Look for the word "бюджета" in the entries below, then copy every line that has it.
++++ Available records ++++
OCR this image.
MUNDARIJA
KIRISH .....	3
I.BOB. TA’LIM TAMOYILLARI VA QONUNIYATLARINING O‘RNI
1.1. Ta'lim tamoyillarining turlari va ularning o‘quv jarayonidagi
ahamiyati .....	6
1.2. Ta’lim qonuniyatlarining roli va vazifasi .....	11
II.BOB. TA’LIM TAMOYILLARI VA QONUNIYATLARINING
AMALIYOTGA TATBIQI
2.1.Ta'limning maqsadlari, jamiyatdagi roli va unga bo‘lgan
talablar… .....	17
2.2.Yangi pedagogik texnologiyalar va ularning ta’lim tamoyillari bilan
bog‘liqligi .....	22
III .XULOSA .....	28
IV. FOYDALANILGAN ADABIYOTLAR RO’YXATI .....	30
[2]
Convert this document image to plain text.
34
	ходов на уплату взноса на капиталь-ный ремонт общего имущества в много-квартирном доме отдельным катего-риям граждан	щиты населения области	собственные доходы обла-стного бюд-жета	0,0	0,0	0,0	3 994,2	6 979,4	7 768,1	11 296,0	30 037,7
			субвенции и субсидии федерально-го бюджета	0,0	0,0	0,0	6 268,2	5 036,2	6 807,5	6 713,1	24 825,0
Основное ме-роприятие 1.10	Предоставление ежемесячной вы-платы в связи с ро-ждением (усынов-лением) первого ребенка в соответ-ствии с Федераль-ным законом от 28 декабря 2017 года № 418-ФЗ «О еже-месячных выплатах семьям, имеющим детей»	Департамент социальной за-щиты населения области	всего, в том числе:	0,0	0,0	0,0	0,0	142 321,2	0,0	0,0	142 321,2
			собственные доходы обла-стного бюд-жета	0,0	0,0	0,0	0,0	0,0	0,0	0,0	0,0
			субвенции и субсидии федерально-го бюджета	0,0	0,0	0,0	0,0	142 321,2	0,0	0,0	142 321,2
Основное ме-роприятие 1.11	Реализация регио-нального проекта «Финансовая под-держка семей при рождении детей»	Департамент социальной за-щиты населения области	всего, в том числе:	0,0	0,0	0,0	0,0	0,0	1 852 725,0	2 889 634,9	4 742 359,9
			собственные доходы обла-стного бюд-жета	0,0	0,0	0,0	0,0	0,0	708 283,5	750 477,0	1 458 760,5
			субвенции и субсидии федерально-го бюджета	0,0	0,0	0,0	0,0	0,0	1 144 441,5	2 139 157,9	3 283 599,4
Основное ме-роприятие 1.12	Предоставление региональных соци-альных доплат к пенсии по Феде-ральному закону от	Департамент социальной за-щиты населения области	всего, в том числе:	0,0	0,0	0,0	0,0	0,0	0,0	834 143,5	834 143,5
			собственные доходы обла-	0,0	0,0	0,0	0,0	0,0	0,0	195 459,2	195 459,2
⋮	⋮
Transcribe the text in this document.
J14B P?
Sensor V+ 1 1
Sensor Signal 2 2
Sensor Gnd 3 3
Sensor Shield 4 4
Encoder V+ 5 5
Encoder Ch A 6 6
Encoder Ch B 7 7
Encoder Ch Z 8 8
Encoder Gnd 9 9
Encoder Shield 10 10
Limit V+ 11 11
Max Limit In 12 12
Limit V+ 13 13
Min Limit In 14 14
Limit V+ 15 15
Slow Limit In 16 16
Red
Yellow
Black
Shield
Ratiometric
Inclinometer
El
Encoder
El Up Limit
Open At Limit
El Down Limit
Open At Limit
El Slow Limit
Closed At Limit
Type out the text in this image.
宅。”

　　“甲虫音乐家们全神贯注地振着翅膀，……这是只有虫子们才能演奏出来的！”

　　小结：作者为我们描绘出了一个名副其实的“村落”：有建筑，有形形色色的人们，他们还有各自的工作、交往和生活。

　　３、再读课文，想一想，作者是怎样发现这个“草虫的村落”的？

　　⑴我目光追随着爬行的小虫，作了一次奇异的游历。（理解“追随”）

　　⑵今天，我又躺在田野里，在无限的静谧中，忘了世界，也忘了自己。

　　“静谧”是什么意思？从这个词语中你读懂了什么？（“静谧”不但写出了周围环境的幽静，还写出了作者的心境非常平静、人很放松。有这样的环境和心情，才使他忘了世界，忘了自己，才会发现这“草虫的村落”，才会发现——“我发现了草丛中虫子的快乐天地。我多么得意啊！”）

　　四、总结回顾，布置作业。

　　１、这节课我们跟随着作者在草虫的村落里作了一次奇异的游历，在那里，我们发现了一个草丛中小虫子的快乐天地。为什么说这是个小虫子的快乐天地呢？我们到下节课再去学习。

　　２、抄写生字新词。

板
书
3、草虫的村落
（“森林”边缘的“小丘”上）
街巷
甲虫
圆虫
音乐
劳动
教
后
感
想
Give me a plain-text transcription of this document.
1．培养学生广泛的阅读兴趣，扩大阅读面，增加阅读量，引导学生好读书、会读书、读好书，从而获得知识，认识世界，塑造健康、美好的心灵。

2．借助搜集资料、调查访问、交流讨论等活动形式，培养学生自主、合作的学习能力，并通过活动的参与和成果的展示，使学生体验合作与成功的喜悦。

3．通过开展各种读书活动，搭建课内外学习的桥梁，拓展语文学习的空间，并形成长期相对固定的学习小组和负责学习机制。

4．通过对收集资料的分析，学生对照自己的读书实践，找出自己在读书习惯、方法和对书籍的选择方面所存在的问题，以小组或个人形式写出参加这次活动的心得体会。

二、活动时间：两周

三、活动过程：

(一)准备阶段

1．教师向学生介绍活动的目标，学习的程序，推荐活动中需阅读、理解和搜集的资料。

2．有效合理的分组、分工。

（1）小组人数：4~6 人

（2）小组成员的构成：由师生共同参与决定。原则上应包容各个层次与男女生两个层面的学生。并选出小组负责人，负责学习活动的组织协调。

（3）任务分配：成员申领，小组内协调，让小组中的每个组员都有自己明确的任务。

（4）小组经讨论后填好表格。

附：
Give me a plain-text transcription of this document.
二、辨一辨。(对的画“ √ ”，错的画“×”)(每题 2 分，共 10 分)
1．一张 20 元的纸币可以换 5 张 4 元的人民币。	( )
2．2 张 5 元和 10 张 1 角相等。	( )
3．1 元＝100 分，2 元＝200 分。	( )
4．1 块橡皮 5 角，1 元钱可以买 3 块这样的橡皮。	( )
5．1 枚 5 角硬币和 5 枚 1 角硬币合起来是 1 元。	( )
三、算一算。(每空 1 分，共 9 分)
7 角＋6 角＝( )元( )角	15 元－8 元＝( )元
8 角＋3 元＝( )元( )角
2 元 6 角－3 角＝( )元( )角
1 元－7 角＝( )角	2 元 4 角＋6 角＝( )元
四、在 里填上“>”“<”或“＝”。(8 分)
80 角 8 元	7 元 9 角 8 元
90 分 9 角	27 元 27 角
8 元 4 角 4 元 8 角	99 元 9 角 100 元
++++
- Reply to the exercise -
			субвенции и субсидии федерально-го бюджета	0,0	0,0	0,0	6 268,2	5 036,2	6 807,5	6 713,1	24 825,0
			субвенции и субсидии федерально-го бюджета	0,0	0,0	0,0	0,0	142 321,2	0,0	0,0	142 321,2
			субвенции и субсидии федерально-го бюджета	0,0	0,0	0,0	0,0	0,0	1 144 441,5	2 139 157,9	3 283 599,4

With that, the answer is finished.